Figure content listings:
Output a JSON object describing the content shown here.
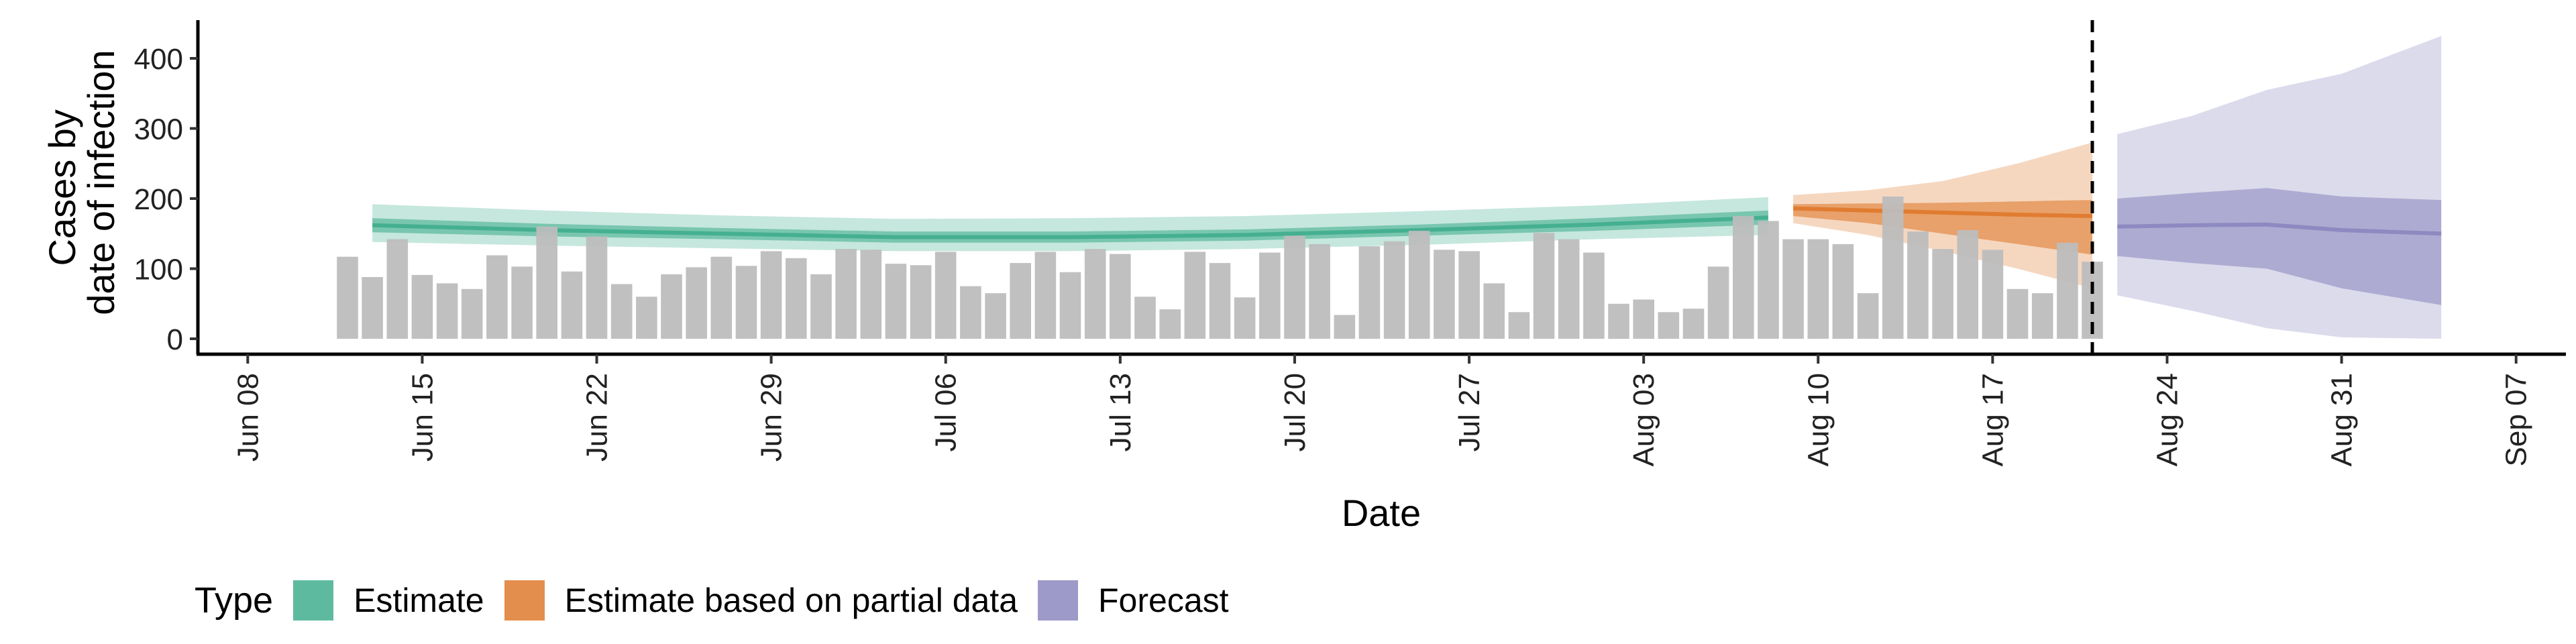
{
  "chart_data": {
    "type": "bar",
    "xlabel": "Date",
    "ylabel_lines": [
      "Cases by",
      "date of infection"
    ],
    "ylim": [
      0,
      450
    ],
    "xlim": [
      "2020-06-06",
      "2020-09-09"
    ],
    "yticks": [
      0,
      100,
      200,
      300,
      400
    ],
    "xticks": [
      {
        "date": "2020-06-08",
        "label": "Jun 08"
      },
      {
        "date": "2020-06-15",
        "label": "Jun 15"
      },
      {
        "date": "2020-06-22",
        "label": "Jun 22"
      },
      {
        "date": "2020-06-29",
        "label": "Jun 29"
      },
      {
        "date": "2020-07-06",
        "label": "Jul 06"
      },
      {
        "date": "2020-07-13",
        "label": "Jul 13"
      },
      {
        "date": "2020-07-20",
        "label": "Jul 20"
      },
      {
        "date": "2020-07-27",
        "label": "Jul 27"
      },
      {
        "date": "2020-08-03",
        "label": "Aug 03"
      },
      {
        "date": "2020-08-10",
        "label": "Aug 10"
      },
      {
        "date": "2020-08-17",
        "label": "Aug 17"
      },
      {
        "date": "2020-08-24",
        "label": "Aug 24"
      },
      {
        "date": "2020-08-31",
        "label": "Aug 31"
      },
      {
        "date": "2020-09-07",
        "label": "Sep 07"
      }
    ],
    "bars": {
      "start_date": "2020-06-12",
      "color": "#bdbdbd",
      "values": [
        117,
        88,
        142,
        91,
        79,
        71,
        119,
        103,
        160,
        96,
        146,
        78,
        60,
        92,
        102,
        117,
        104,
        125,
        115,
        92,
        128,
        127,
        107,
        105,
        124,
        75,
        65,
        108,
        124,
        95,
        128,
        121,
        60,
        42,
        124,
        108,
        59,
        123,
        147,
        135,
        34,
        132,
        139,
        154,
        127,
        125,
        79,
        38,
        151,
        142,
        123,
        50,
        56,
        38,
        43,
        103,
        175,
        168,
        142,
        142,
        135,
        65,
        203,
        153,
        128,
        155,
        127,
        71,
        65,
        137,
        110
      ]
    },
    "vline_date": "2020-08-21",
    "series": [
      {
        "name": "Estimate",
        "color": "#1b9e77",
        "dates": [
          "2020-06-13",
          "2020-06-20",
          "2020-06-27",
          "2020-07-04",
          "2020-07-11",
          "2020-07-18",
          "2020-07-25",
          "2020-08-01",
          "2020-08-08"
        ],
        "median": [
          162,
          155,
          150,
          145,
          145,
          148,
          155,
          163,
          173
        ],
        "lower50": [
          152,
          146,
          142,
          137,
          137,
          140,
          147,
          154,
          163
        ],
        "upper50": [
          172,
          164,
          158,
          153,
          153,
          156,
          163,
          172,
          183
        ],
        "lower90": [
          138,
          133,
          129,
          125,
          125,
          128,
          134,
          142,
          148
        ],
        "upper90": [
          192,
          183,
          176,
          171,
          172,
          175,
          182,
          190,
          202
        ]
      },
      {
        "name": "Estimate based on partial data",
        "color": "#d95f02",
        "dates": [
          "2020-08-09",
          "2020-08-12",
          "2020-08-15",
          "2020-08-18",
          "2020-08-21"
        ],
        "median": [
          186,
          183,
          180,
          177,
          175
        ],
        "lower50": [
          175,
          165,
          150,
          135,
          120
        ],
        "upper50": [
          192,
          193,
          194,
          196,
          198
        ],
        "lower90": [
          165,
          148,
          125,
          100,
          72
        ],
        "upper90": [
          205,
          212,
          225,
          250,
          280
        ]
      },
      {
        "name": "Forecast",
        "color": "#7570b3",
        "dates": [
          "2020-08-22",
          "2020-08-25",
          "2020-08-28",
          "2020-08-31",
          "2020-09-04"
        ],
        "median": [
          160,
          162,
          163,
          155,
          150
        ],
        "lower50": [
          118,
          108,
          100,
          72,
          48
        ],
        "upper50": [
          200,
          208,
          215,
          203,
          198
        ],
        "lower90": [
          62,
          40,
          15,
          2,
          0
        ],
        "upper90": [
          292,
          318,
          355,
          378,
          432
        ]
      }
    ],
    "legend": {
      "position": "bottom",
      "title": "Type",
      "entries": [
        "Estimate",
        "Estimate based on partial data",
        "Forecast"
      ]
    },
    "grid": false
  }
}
--
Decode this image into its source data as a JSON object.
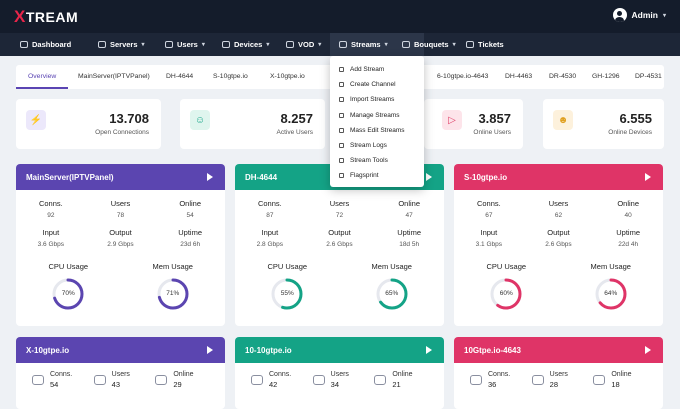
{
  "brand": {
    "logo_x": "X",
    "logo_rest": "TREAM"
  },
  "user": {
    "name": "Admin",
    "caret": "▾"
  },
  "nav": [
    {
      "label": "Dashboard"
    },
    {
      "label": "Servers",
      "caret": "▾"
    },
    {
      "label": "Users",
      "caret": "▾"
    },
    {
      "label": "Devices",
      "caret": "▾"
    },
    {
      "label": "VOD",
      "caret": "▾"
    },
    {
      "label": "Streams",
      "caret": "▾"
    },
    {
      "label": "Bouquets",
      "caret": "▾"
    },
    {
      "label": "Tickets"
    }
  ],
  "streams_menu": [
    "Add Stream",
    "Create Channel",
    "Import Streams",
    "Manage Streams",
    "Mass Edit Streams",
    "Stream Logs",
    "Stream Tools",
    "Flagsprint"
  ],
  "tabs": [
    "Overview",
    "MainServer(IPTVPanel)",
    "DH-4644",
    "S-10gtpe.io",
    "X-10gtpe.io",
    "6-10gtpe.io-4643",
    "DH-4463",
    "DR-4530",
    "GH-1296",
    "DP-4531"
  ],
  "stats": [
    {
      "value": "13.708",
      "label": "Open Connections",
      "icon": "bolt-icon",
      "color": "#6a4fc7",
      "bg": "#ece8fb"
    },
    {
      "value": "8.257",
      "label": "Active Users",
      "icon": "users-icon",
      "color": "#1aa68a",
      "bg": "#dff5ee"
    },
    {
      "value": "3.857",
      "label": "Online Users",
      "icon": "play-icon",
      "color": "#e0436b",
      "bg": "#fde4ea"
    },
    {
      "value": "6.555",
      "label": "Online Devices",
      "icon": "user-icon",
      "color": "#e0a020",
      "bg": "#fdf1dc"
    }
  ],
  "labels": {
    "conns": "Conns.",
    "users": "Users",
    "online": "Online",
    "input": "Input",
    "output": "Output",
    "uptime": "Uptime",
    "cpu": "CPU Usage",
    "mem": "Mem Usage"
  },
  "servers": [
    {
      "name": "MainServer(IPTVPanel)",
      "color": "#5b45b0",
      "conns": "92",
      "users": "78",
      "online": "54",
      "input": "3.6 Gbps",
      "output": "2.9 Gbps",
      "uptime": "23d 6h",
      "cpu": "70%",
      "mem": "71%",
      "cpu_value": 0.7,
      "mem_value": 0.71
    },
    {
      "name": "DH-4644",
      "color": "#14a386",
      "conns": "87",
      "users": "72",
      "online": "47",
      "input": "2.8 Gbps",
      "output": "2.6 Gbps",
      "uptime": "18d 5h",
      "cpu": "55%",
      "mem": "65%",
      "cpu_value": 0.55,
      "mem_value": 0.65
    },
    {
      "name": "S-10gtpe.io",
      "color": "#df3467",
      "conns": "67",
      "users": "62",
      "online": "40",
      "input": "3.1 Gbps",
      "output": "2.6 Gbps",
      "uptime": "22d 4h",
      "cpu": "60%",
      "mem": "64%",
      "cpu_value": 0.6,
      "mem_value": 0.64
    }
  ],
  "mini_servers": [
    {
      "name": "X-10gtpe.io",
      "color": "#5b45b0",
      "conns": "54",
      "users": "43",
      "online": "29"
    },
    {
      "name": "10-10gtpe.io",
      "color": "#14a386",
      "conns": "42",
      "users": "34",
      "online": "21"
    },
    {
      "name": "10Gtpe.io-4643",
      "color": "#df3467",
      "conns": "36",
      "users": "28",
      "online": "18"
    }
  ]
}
--
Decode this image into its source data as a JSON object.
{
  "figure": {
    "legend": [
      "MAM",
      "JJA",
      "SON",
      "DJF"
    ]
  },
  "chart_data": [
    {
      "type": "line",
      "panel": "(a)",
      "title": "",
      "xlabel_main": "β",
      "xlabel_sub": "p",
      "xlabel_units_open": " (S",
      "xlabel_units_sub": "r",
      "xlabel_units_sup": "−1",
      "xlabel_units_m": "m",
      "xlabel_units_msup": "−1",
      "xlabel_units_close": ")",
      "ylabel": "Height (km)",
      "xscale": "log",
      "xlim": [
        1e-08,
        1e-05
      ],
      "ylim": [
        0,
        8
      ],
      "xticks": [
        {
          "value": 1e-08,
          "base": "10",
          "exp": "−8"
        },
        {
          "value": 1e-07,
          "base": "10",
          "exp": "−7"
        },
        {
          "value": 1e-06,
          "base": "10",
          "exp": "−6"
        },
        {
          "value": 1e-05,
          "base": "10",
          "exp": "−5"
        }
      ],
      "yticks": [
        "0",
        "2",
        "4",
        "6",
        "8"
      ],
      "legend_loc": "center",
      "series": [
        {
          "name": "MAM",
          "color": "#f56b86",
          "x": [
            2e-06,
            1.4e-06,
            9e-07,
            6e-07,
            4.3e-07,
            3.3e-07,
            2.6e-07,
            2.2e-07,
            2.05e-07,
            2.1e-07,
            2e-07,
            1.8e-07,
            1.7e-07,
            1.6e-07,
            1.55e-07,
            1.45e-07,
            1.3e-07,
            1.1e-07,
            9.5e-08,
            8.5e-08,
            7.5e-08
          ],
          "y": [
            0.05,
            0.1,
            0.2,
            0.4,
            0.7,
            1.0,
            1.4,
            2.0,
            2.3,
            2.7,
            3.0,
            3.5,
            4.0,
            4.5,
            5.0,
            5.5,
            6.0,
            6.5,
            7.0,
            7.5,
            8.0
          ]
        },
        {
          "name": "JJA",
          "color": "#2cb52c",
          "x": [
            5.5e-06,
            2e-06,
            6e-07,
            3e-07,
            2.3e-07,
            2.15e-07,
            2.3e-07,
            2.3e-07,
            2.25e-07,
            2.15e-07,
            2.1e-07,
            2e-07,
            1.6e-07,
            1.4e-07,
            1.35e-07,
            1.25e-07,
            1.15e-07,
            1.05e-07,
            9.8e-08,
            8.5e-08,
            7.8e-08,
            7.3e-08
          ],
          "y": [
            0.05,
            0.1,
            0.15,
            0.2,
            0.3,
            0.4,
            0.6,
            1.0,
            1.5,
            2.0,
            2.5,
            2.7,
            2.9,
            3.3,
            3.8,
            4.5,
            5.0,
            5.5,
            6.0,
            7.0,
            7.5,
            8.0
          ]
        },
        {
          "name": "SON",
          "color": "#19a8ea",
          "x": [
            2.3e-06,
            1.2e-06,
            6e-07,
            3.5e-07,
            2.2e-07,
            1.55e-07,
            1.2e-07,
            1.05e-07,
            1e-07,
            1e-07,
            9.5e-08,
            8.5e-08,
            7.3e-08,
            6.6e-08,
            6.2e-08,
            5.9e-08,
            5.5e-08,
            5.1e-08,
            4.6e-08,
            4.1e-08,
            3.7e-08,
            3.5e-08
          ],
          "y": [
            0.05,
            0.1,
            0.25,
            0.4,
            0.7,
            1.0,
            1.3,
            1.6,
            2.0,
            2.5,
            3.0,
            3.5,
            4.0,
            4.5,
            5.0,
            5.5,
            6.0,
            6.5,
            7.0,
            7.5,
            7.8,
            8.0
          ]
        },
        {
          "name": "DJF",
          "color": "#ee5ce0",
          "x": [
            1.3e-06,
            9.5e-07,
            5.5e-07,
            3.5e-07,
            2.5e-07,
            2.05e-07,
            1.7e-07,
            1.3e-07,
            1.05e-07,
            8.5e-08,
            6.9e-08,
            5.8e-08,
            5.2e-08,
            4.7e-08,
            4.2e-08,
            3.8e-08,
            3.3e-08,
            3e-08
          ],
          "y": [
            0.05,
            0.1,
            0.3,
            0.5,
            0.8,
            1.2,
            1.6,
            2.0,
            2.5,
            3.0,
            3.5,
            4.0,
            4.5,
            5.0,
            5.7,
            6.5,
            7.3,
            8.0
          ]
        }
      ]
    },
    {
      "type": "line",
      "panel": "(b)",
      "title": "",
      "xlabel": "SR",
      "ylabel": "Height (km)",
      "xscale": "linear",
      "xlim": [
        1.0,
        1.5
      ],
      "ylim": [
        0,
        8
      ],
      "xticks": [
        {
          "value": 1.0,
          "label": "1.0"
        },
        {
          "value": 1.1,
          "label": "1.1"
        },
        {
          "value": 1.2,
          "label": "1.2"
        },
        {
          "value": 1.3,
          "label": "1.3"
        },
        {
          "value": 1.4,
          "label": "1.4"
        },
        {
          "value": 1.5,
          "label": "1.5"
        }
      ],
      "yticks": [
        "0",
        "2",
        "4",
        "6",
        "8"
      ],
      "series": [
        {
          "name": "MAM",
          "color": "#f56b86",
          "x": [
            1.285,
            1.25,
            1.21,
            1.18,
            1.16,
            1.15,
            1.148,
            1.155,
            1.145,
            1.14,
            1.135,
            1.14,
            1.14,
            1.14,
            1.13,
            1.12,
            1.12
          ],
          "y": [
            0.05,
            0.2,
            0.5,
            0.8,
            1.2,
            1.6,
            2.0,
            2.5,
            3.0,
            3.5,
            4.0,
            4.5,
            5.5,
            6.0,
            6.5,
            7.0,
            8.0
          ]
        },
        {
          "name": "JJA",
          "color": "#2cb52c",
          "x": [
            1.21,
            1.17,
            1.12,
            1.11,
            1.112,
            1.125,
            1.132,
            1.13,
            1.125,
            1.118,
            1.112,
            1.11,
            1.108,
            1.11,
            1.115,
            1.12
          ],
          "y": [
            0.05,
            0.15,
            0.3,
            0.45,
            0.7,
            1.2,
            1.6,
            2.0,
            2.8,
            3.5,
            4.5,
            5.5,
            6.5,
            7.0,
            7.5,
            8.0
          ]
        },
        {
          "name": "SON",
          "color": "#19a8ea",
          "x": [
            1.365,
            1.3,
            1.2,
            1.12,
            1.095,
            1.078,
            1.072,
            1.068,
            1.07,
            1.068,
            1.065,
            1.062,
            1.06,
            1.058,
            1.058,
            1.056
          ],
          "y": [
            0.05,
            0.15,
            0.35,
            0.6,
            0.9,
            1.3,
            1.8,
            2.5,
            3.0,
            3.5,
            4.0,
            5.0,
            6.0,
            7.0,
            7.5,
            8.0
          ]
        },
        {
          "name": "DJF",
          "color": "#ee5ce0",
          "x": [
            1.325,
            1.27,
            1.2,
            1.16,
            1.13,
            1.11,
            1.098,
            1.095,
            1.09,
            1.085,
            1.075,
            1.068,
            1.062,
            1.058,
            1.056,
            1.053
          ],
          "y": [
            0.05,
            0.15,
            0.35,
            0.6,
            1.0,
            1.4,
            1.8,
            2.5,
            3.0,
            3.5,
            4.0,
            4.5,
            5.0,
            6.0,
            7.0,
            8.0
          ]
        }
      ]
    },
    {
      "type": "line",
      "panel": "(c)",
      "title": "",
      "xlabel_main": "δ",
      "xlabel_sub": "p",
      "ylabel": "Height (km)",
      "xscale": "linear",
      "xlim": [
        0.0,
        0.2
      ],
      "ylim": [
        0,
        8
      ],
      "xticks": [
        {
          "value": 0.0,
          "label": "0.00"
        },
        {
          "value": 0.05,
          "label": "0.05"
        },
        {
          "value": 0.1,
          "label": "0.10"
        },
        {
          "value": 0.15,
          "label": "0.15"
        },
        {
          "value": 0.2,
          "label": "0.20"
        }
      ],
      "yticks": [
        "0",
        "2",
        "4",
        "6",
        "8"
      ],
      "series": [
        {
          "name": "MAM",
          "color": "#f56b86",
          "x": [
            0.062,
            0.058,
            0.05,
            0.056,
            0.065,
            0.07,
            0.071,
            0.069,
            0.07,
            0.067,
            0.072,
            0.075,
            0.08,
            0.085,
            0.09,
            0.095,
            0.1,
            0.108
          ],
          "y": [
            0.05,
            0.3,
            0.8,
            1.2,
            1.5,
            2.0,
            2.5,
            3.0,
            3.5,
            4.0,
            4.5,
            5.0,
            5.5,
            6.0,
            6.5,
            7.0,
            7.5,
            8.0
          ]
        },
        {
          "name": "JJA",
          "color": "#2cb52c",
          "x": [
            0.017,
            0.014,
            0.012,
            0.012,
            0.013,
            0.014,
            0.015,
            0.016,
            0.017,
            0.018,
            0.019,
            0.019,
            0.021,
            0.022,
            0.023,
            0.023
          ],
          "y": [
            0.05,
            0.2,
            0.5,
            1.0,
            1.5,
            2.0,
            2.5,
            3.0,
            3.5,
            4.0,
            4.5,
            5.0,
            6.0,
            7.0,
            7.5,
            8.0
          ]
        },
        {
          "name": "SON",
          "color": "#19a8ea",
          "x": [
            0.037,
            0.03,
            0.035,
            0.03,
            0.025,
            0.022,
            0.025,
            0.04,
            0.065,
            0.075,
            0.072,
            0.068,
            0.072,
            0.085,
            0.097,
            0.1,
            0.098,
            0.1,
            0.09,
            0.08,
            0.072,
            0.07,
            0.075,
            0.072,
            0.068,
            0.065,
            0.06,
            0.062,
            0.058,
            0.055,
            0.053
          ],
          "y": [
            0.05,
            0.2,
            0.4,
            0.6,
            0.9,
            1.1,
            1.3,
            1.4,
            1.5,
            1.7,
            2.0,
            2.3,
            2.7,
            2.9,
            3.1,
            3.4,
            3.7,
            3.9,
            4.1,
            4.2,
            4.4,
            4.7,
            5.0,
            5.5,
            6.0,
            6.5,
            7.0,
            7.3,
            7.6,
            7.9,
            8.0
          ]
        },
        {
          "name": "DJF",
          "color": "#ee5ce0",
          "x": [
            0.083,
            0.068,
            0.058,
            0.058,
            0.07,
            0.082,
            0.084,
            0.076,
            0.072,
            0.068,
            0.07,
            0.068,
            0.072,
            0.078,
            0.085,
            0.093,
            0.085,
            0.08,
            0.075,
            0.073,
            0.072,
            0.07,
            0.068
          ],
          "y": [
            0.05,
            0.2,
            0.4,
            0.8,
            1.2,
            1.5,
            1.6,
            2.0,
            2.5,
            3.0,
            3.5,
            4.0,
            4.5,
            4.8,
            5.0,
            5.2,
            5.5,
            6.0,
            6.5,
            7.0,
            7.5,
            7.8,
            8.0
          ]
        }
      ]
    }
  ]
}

Brief:
In the listing above, find each line with the word "input" and copy it.

Answer to the exercise:
    "input": "Input",
      "input": "3.6 Gbps",
      "input": "2.8 Gbps",
      "input": "3.1 Gbps",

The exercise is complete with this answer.